» Directive
Keep only those lines of the records that include the string "Crown".

⟨

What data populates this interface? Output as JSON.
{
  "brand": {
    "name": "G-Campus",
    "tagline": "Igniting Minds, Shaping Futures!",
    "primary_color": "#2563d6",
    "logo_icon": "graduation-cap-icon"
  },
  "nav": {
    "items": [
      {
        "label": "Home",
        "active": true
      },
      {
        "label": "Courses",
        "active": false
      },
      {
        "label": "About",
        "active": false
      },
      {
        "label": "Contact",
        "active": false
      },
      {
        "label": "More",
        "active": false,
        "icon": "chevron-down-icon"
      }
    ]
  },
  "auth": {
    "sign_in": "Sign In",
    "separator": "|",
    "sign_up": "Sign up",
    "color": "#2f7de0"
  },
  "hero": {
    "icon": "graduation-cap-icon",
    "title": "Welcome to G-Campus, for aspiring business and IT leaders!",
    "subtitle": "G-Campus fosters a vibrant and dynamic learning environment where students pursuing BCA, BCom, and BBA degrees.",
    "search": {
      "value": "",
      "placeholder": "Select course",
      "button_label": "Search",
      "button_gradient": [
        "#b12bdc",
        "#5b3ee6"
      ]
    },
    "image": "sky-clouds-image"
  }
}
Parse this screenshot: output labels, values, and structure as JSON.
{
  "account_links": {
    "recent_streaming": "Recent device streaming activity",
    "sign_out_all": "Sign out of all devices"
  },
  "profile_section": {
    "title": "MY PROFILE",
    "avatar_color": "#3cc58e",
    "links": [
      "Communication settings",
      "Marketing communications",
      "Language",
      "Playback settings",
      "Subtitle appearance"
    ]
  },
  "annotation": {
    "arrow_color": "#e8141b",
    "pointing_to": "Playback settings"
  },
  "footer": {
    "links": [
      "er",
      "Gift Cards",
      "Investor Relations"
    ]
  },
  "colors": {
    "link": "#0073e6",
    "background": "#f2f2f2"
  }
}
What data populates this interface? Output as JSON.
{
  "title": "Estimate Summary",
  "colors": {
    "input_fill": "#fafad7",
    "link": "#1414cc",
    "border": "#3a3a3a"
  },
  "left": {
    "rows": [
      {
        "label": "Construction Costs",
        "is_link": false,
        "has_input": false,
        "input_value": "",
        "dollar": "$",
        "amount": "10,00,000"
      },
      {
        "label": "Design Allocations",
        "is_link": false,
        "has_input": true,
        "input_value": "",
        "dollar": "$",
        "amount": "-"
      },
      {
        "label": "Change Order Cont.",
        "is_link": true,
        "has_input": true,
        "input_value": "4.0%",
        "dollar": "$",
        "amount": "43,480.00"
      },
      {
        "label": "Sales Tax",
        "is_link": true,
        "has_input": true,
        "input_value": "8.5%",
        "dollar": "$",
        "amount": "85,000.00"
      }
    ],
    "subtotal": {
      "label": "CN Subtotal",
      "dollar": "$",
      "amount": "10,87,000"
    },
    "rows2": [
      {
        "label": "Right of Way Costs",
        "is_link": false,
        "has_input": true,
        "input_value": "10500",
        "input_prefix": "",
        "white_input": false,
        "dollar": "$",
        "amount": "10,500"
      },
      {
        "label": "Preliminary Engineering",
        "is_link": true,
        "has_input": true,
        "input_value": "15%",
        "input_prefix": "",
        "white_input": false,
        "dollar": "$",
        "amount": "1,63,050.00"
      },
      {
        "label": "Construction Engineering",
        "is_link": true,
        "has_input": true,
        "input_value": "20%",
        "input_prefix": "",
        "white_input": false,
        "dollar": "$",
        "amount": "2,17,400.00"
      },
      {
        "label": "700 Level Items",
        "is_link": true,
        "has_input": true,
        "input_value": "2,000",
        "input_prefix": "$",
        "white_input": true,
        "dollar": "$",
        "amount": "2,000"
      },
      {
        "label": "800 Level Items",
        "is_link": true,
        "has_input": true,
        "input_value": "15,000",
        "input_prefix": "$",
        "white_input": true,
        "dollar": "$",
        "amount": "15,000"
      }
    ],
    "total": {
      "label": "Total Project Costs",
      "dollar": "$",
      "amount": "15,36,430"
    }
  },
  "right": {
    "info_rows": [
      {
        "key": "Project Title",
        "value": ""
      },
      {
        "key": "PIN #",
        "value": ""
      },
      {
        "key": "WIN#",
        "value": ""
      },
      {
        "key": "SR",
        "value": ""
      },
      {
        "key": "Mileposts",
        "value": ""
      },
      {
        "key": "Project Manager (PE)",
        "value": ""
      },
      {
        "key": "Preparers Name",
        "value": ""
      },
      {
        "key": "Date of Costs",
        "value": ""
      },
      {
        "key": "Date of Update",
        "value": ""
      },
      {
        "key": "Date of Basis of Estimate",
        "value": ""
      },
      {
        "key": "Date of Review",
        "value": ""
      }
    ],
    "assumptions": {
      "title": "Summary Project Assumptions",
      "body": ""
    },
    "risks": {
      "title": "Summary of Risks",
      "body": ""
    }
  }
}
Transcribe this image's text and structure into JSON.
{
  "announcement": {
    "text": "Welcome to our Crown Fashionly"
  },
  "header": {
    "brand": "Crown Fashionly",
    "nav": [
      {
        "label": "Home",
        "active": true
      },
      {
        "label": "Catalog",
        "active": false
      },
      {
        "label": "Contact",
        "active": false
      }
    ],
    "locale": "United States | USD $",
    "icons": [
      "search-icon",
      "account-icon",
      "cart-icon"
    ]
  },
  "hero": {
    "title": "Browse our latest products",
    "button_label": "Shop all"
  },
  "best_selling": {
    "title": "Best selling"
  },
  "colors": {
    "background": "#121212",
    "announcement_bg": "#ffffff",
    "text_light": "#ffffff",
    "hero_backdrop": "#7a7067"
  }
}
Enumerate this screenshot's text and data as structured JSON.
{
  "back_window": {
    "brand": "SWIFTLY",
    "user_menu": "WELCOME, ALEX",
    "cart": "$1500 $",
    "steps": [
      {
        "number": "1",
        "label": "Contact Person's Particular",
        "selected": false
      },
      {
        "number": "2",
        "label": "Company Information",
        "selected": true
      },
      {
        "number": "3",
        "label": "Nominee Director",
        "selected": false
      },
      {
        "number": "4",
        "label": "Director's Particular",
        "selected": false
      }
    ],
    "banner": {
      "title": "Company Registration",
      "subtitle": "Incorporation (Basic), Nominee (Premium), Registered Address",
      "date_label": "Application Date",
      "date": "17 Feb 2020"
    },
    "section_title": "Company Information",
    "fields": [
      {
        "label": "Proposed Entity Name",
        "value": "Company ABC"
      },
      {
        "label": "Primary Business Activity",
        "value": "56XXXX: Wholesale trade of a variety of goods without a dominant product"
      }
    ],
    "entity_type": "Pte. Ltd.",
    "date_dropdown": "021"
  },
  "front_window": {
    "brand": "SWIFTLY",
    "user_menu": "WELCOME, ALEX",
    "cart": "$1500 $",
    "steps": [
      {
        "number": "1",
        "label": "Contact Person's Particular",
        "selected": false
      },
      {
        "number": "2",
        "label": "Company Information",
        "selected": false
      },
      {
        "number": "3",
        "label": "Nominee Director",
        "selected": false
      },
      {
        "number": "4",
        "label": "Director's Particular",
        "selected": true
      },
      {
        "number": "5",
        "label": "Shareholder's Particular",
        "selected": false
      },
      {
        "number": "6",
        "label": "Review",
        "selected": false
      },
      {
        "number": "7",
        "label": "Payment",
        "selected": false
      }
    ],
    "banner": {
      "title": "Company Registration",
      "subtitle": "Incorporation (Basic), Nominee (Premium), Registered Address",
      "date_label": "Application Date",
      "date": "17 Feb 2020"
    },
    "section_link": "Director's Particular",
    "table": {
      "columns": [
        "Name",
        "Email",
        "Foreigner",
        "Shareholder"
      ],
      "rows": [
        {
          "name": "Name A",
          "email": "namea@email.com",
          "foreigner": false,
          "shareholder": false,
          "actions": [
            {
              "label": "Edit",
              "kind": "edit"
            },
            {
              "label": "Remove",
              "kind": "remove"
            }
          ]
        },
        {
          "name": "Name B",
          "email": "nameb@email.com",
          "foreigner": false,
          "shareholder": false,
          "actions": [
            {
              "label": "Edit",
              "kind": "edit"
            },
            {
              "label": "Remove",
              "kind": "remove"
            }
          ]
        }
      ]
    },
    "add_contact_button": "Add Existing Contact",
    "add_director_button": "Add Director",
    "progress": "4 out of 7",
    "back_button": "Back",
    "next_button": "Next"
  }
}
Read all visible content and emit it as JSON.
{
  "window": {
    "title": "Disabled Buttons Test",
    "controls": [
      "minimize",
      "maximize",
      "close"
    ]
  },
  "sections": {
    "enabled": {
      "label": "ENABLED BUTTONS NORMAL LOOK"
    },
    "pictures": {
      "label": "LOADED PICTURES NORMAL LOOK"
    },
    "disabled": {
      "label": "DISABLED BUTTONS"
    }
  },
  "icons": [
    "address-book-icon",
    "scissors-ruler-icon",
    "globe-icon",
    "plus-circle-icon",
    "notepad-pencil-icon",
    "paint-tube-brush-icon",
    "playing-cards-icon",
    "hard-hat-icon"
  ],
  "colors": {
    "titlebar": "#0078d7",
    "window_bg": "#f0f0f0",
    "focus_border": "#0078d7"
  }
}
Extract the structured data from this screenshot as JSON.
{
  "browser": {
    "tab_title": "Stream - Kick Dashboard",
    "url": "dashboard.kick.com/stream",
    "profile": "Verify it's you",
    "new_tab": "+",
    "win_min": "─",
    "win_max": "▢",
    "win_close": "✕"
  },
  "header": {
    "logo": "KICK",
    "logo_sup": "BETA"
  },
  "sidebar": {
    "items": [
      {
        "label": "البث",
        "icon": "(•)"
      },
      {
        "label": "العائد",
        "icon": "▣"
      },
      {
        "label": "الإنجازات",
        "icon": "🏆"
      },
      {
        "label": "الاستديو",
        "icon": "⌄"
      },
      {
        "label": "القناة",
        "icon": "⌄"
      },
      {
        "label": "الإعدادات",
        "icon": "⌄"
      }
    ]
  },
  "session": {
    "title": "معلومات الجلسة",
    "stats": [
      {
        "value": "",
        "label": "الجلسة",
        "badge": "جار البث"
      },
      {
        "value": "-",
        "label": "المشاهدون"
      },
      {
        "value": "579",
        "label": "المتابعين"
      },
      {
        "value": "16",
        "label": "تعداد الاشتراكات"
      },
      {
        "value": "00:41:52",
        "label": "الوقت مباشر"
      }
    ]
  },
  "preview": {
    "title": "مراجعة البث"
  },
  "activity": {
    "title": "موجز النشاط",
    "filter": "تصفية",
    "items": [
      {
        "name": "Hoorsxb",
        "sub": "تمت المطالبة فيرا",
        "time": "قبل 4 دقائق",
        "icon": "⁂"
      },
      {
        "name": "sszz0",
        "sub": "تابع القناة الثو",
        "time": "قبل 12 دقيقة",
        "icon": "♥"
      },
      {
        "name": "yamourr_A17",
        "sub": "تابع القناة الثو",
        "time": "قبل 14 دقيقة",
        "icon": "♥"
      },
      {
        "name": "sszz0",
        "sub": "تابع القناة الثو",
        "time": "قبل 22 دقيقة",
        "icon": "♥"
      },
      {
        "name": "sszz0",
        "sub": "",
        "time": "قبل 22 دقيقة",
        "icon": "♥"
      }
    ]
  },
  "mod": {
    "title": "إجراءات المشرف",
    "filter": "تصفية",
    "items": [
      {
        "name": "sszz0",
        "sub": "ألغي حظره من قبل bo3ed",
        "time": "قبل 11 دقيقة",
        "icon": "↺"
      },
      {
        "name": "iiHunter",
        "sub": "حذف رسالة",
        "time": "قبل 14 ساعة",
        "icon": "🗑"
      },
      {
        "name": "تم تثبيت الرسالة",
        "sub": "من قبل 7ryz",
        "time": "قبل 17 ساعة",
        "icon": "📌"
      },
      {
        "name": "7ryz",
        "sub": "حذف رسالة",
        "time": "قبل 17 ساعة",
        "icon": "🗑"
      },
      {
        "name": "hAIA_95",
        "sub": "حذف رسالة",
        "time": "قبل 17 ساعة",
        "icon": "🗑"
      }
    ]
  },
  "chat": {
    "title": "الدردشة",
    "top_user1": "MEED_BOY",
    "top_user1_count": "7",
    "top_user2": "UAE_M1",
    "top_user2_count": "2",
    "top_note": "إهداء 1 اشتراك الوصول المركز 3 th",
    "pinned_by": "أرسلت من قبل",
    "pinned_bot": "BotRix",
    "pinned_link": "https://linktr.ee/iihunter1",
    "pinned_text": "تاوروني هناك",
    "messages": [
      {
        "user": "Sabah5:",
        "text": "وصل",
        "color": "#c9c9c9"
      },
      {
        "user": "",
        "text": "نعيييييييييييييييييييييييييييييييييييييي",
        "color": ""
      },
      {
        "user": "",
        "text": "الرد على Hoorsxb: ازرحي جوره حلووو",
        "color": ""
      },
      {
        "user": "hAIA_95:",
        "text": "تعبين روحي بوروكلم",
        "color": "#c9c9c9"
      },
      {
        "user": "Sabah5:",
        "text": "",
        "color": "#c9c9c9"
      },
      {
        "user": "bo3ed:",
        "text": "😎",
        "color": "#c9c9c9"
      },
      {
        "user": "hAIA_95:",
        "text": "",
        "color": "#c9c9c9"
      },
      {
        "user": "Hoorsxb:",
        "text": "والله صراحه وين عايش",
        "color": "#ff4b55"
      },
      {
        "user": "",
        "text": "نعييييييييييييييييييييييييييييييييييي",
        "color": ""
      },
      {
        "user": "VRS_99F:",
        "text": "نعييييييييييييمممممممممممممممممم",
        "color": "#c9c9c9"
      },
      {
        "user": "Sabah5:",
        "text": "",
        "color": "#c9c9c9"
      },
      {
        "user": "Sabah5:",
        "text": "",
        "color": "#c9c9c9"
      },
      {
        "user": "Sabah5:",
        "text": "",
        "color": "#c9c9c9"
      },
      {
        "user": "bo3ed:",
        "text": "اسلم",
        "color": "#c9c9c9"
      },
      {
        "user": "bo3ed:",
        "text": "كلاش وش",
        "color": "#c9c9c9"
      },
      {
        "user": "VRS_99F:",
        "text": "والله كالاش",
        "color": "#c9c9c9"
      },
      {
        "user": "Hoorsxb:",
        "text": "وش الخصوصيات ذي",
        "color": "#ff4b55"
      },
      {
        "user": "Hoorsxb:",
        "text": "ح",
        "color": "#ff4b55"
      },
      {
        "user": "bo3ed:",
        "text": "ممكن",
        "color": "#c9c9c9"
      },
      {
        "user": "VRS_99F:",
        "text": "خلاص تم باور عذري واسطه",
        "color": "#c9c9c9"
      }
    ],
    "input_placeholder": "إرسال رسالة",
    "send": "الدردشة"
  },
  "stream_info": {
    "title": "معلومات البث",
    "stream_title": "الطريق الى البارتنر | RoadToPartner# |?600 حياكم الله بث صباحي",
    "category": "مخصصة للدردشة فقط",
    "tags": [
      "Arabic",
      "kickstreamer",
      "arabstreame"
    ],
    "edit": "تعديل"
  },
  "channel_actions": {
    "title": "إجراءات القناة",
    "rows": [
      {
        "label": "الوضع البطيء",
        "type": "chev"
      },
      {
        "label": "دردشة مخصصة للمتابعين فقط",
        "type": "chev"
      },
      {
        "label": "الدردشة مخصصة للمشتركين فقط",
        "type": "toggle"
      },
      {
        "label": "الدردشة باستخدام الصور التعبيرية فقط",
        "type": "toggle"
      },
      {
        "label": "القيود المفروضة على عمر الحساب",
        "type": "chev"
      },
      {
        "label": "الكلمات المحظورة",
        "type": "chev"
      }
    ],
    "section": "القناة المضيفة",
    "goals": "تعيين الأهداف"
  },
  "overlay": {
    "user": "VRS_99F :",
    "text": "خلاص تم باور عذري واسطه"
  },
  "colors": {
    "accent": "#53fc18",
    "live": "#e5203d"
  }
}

⟩

» Task answer
    "text": "Welcome to our Crown Fashionly"
    "brand": "Crown Fashionly",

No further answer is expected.